▶ _Document text_
The second stage of SCA requires the identification and collection of data for analysis. Here, the researcher must determine whether her study aims at covering an entire population or a (representative) sample.21 Legal scholars employing SCA tend to limit the scope of their research based on subject matter, geography, language and/or time. Diamond and Muller limited their study to law journals written in English published from 1998 to 2008.22 The scope can also be very limited. Manderson and others, in their article ‘Building Information Modelling and Standardised Construction Contracts: a Content Analysis of the GC21 Contract’, limited their scope to the GC21 2nd edition, an Australian standardized construction contract, to identify possible changes to facilitate the implementation of a Building Information Modelling in a collaborative environment.23

Moreover, a researcher may decide to set rather open parameters for sample selection, such as ‘all Alternative Dispute Resolution agreements provided by surveyed respondents’.24 Parameters differing from the traditional time and geographical components are needed when it is impossible to estimate the population. For example, it is impossible to know how many commercial contracts have been concluded with a mediation clause in a given time range and geographical scope. This is because these agreements are not publicly recorded. Lastly, even with a clear scope, the total population may be too large to analyze. In these situations, the researcher must resort to sampling techniques including true random systematic sampling, such as every tenth case; quota sampling, such as all cases up to 100 cases per year per jurisdiction; or purposive sampling, such as cases cited by arbitrators in investment disputes.25

The third stage of a SCA requires the researcher to code the data. The codes are assigned by the researcher to words or concepts in the material. They can be used to track for example the subject-matter, reasoning, arguments as well as superficial aspects of data such as length, author, language. There are multiple approaches to coding that reflect the aim of the researcher. The varying approaches are extensively discussed by Saldaña in The Coding Manual for Qualitative Researchers.26 Coding also must be distinguished into stages. Hall and Wright observe four stages of coding: (1) […] create a tentative set of coding categories a priori. Refine these categories after thorough evaluation, including feedback from colleagues, study team members, or expert consultants. (2) Write a coding sheet and set of coding instructions (called a “codebook”), and train coders to apply these to a sample of the material to be coded. Pilot test the reliability (consistency) among coders by having multiple people code some of the material. (3) Add, delete, or revise coding categories based on this pilot experience, and repeat reliability testing and coder training as required. (4) When the codebook is finalized, apply it to all the material.27

This article agrees with the steps discussed by Hall and Wright. The start list can be created following a preliminary examination of the data (emergent coding) or on the basis of a specific theory (a priori coding).28 It is advisable that the start list includes several non-duplicative categories and sub-categories to fine-tune the analysis. For instance, parties’ participation obligations under an ADR agreement can be divided to the following sub-categories: obligation to set up the mediation, obligation to attended, obligation to behave in good faith during the mediation and obligations as to confidentiality and privacy. There is no limitation regarding the number of categories and sub-categories as long as the researcher explains her need to code these aspects.

▶ _Data shown_
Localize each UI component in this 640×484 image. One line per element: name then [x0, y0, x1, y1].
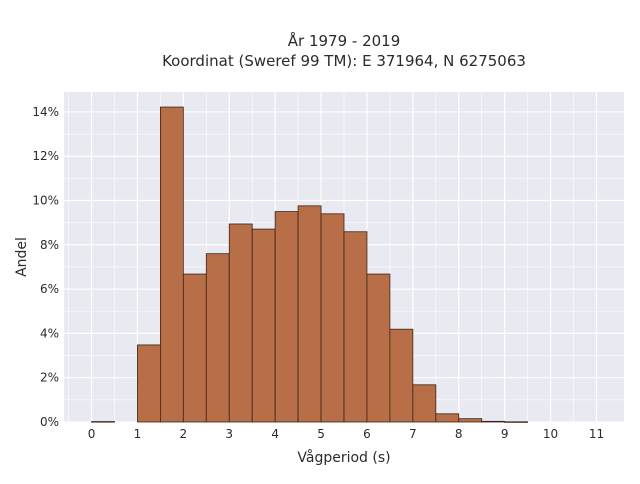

▶ _Required task_
Reproduce word for word everything in the content analysis passage above, from "This article agrees" down to "code these aspects.".

▶ _Problem solution_
This article agrees with the steps discussed by Hall and Wright. The start list can be created following a preliminary examination of the data (emergent coding) or on the basis of a specific theory (a priori coding).28 It is advisable that the start list includes several non-duplicative categories and sub-categories to fine-tune the analysis. For instance, parties’ participation obligations under an ADR agreement can be divided to the following sub-categories: obligation to set up the mediation, obligation to attended, obligation to behave in good faith during the mediation and obligations as to confidentiality and privacy. There is no limitation regarding the number of categories and sub-categories as long as the researcher explains her need to code these aspects.